_DESCRIPTION OF THE TASK_:
Copy each of the lines below character for character, keeping their order.

_WORKING DATA_:
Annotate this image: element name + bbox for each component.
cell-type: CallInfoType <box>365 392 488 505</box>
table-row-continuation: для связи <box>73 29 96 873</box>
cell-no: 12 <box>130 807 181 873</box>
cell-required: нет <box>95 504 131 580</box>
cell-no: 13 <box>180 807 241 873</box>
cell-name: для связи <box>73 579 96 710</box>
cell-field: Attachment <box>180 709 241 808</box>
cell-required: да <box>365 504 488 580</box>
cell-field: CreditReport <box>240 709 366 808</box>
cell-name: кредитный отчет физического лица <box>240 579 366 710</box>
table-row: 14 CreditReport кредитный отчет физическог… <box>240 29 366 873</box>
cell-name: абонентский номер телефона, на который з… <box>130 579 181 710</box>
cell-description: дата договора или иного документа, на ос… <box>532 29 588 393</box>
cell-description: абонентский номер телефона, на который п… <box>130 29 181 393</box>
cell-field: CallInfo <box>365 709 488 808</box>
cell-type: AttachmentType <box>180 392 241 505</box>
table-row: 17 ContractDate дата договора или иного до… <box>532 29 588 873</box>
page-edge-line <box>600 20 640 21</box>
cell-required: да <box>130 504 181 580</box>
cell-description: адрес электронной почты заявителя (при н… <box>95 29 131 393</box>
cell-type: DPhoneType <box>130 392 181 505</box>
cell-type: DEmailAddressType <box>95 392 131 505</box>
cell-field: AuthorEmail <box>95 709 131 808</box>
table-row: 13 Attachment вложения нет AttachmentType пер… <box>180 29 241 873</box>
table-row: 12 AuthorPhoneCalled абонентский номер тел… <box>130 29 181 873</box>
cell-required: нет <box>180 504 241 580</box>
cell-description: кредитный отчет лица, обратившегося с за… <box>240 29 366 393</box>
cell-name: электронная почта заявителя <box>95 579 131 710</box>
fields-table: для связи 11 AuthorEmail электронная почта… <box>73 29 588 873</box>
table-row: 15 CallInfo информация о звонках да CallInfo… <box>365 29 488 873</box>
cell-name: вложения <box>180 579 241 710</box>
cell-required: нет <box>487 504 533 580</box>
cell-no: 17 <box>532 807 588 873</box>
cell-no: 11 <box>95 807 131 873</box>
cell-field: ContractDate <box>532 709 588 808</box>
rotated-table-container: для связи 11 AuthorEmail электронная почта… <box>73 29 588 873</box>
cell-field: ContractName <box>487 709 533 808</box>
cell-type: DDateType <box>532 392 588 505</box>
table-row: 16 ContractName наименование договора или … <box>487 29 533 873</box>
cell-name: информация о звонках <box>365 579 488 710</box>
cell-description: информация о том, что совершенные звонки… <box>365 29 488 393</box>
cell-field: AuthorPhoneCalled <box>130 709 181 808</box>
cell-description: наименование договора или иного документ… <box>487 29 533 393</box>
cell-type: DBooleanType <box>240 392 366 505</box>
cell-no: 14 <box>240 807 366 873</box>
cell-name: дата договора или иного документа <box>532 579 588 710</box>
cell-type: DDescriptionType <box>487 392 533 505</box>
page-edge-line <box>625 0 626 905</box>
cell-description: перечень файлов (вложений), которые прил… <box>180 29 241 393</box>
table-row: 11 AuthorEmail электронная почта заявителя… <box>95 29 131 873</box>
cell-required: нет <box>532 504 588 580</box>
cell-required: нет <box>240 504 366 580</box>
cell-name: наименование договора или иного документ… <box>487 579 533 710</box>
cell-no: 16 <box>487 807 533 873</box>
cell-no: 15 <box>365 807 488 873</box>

_RESPONSE TO THE TASK_:
Annotate this image: element name + bbox for each component.
cell-type: CallInfoType <box>365 392 488 505</box>
table-row-continuation: для связи <box>73 29 96 873</box>
cell-no: 12 <box>130 807 181 873</box>
cell-required: нет <box>95 504 131 580</box>
cell-no: 13 <box>180 807 241 873</box>
cell-name: для связи <box>73 579 96 710</box>
cell-field: Attachment <box>180 709 241 808</box>
cell-required: да <box>365 504 488 580</box>
cell-field: CreditReport <box>240 709 366 808</box>
cell-name: кредитный отчет физического лица <box>240 579 366 710</box>
table-row: 14 CreditReport кредитный отчет физическог… <box>240 29 366 873</box>
cell-name: абонентский номер телефона, на который з… <box>130 579 181 710</box>
cell-description: дата договора или иного документа, на ос… <box>532 29 588 393</box>
cell-description: абонентский номер телефона, на который п… <box>130 29 181 393</box>
cell-field: CallInfo <box>365 709 488 808</box>
cell-type: AttachmentType <box>180 392 241 505</box>
table-row: 17 ContractDate дата договора или иного до… <box>532 29 588 873</box>
page-edge-line <box>600 20 640 21</box>
cell-required: да <box>130 504 181 580</box>
cell-description: адрес электронной почты заявителя (при н… <box>95 29 131 393</box>
cell-type: DPhoneType <box>130 392 181 505</box>
cell-type: DEmailAddressType <box>95 392 131 505</box>
cell-field: AuthorEmail <box>95 709 131 808</box>
table-row: 13 Attachment вложения нет AttachmentType пер… <box>180 29 241 873</box>
table-row: 12 AuthorPhoneCalled абонентский номер тел… <box>130 29 181 873</box>
cell-required: нет <box>180 504 241 580</box>
cell-description: кредитный отчет лица, обратившегося с за… <box>240 29 366 393</box>
cell-name: электронная почта заявителя <box>95 579 131 710</box>
fields-table: для связи 11 AuthorEmail электронная почта… <box>73 29 588 873</box>
table-row: 15 CallInfo информация о звонках да CallInfo… <box>365 29 488 873</box>
cell-name: вложения <box>180 579 241 710</box>
cell-required: нет <box>487 504 533 580</box>
cell-no: 17 <box>532 807 588 873</box>
cell-no: 11 <box>95 807 131 873</box>
cell-field: ContractDate <box>532 709 588 808</box>
rotated-table-container: для связи 11 AuthorEmail электронная почта… <box>73 29 588 873</box>
cell-field: ContractName <box>487 709 533 808</box>
cell-type: DDateType <box>532 392 588 505</box>
table-row: 16 ContractName наименование договора или … <box>487 29 533 873</box>
cell-name: информация о звонках <box>365 579 488 710</box>
cell-description: информация о том, что совершенные звонки… <box>365 29 488 393</box>
cell-field: AuthorPhoneCalled <box>130 709 181 808</box>
cell-description: наименование договора или иного документ… <box>487 29 533 393</box>
cell-type: DBooleanType <box>240 392 366 505</box>
cell-no: 14 <box>240 807 366 873</box>
cell-name: дата договора или иного документа <box>532 579 588 710</box>
cell-type: DDescriptionType <box>487 392 533 505</box>
page-edge-line <box>625 0 626 905</box>
cell-description: перечень файлов (вложений), которые прил… <box>180 29 241 393</box>
table-row: 11 AuthorEmail электронная почта заявителя… <box>95 29 131 873</box>
cell-required: нет <box>532 504 588 580</box>
cell-required: нет <box>240 504 366 580</box>
cell-name: наименование договора или иного документ… <box>487 579 533 710</box>
cell-no: 16 <box>487 807 533 873</box>
cell-no: 15 <box>365 807 488 873</box>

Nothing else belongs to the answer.